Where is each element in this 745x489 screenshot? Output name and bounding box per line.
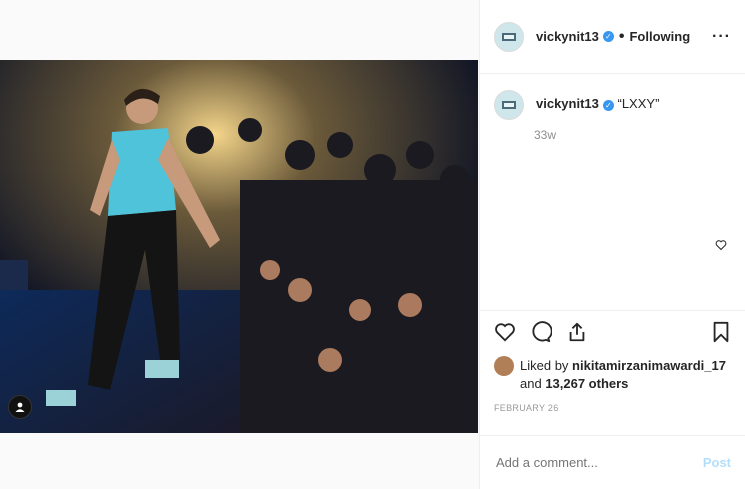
heart-icon[interactable] [494, 321, 516, 348]
caption: vickynit13 ✓ “LXXY” [536, 96, 659, 111]
comment-box: Post [480, 435, 745, 489]
more-options-icon[interactable]: ··· [712, 28, 731, 46]
liker-avatar[interactable] [494, 356, 514, 376]
user-tag-icon[interactable] [8, 395, 32, 419]
post-comment-button[interactable]: Post [703, 455, 731, 470]
comment-input[interactable] [494, 454, 703, 471]
likes-mid: and [520, 376, 546, 391]
avatar[interactable] [494, 90, 524, 120]
avatar[interactable] [494, 21, 524, 52]
share-icon[interactable] [566, 321, 588, 348]
comment-icon[interactable] [530, 321, 553, 348]
caption-text: “LXXY” [617, 96, 660, 111]
bookmark-icon[interactable] [711, 321, 731, 348]
verified-badge-icon: ✓ [602, 100, 614, 111]
heart-icon[interactable] [715, 238, 727, 256]
post-date: FEBRUARY 26 [494, 403, 559, 413]
caption-username[interactable]: vickynit13 [536, 96, 599, 111]
caption-row: vickynit13 ✓ “LXXY” [494, 90, 731, 120]
liker-username[interactable]: nikitamirzanimawardi_17 [572, 358, 726, 373]
post-details-panel: vickynit13 ✓ • Following ··· vickynit13 ✓… [479, 0, 745, 489]
likes-count[interactable]: 13,267 others [545, 376, 628, 391]
username[interactable]: vickynit13 [536, 29, 599, 44]
post-image[interactable] [0, 60, 478, 433]
post-header: vickynit13 ✓ • Following ··· [480, 0, 745, 74]
action-bar [480, 311, 745, 348]
likes-summary: Liked by nikitamirzanimawardi_17 and 13,… [480, 348, 745, 393]
verified-badge-icon: ✓ [602, 31, 614, 42]
concert-photo [0, 60, 478, 433]
likes-prefix: Liked by [520, 358, 573, 373]
comments-section: vickynit13 ✓ “LXXY” 33w [480, 74, 745, 311]
time-ago: 33w [534, 128, 557, 142]
following-button[interactable]: Following [629, 29, 690, 44]
separator-dot: • [618, 27, 625, 45]
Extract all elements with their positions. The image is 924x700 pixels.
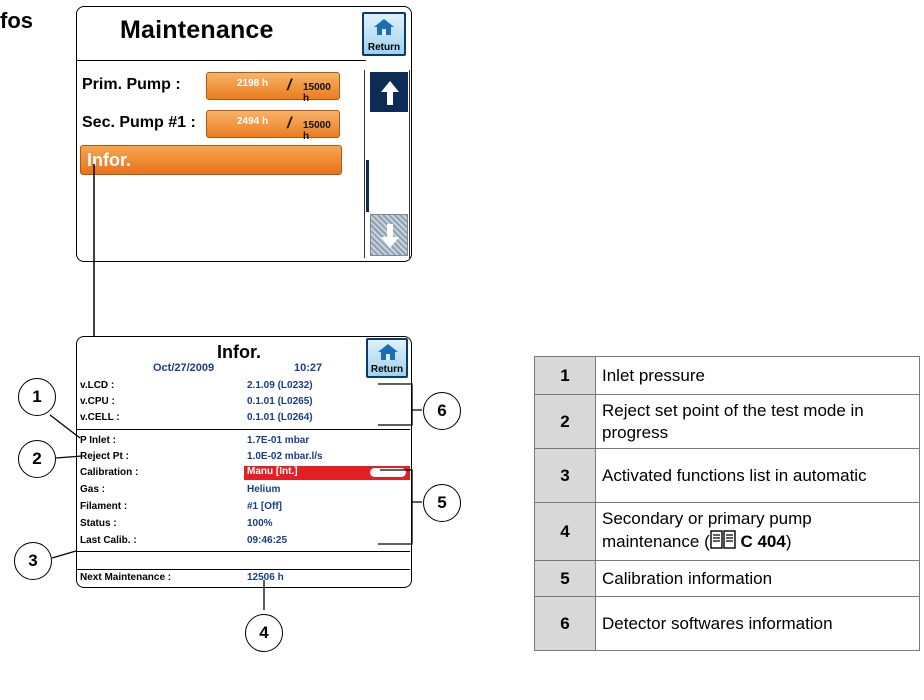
callout-3: 3 [14,542,52,580]
callout-1: 1 [18,378,56,416]
legend-text-4: Secondary or primary pump maintenance ( … [595,502,920,561]
legend-number: 5 [534,560,596,597]
legend-text: Inlet pressure [595,356,920,395]
legend-row: 5 Calibration information [534,560,920,597]
legend-row: 4 Secondary or primary pump maintenance … [534,502,920,561]
legend-row: 6 Detector softwares information [534,596,920,651]
legend-number: 6 [534,596,596,651]
callout-6: 6 [423,392,461,430]
legend-number: 3 [534,448,596,503]
manual-reference[interactable]: C 404 [740,532,785,551]
legend-row: 1 Inlet pressure [534,356,920,395]
legend-number: 2 [534,394,596,449]
legend-text: Reject set point of the test mode in pro… [595,394,920,449]
book-icon [710,529,736,556]
legend-number: 1 [534,356,596,395]
legend-text: Calibration information [595,560,920,597]
legend-row: 3 Activated functions list in automatic [534,448,920,503]
legend-row: 2 Reject set point of the test mode in p… [534,394,920,449]
legend-text: Detector softwares information [595,596,920,651]
callout-5: 5 [423,484,461,522]
legend-table: 1 Inlet pressure 2 Reject set point of t… [534,356,920,651]
callout-4: 4 [245,614,283,652]
legend-number: 4 [534,502,596,561]
legend-suffix: ) [785,531,792,551]
callout-2: 2 [18,440,56,478]
legend-text: Activated functions list in automatic [595,448,920,503]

:: WHAT IS NEEDED ::
Reproduce every line of the items above verbatim, omitting the pictures.

:: COMPLETE RESPONSE ::
Where is each element in this 745x489 screenshot? Output name and bounding box per line.
heart-icon[interactable] [494, 321, 516, 348]
caption: vickynit13 ✓ “LXXY” [536, 96, 659, 111]
comment-box: Post [480, 435, 745, 489]
more-options-icon[interactable]: ··· [712, 28, 731, 46]
liker-avatar[interactable] [494, 356, 514, 376]
user-tag-icon[interactable] [8, 395, 32, 419]
post-comment-button[interactable]: Post [703, 455, 731, 470]
comment-input[interactable] [494, 454, 703, 471]
likes-mid: and [520, 376, 546, 391]
avatar[interactable] [494, 90, 524, 120]
avatar[interactable] [494, 21, 524, 52]
share-icon[interactable] [566, 321, 588, 348]
comment-icon[interactable] [530, 321, 553, 348]
caption-text: “LXXY” [617, 96, 660, 111]
bookmark-icon[interactable] [711, 321, 731, 348]
verified-badge-icon: ✓ [602, 100, 614, 111]
heart-icon[interactable] [715, 238, 727, 256]
post-date: FEBRUARY 26 [494, 403, 559, 413]
caption-username[interactable]: vickynit13 [536, 96, 599, 111]
caption-row: vickynit13 ✓ “LXXY” [494, 90, 731, 120]
liker-username[interactable]: nikitamirzanimawardi_17 [572, 358, 726, 373]
post-details-panel: vickynit13 ✓ • Following ··· vickynit13 ✓… [479, 0, 745, 489]
likes-count[interactable]: 13,267 others [545, 376, 628, 391]
username[interactable]: vickynit13 [536, 29, 599, 44]
post-image[interactable] [0, 60, 478, 433]
post-header: vickynit13 ✓ • Following ··· [480, 0, 745, 74]
action-bar [480, 311, 745, 348]
likes-summary: Liked by nikitamirzanimawardi_17 and 13,… [480, 348, 745, 393]
verified-badge-icon: ✓ [602, 31, 614, 42]
concert-photo [0, 60, 478, 433]
likes-prefix: Liked by [520, 358, 573, 373]
comments-section: vickynit13 ✓ “LXXY” 33w [480, 74, 745, 311]
time-ago: 33w [534, 128, 557, 142]
following-button[interactable]: Following [629, 29, 690, 44]
separator-dot: • [618, 27, 625, 45]
Extract all elements with their positions. The image is 924x700 pixels.
callout-3: 3 [14,542,52,580]
callout-1: 1 [18,378,56,416]
legend-text-4: Secondary or primary pump maintenance ( … [595,502,920,561]
legend-number: 5 [534,560,596,597]
legend-text: Inlet pressure [595,356,920,395]
legend-row: 5 Calibration information [534,560,920,597]
legend-row: 4 Secondary or primary pump maintenance … [534,502,920,561]
legend-row: 6 Detector softwares information [534,596,920,651]
legend-number: 6 [534,596,596,651]
callout-6: 6 [423,392,461,430]
legend-number: 3 [534,448,596,503]
manual-reference[interactable]: C 404 [740,532,785,551]
legend-row: 1 Inlet pressure [534,356,920,395]
legend-number: 2 [534,394,596,449]
legend-text: Reject set point of the test mode in pro… [595,394,920,449]
book-icon [710,529,736,556]
legend-number: 1 [534,356,596,395]
legend-text: Calibration information [595,560,920,597]
legend-row: 3 Activated functions list in automatic [534,448,920,503]
legend-row: 2 Reject set point of the test mode in p… [534,394,920,449]
legend-text: Detector softwares information [595,596,920,651]
callout-5: 5 [423,484,461,522]
legend-table: 1 Inlet pressure 2 Reject set point of t… [534,356,920,651]
callout-4: 4 [245,614,283,652]
legend-number: 4 [534,502,596,561]
legend-suffix: ) [785,531,792,551]
callout-2: 2 [18,440,56,478]
legend-text: Activated functions list in automatic [595,448,920,503]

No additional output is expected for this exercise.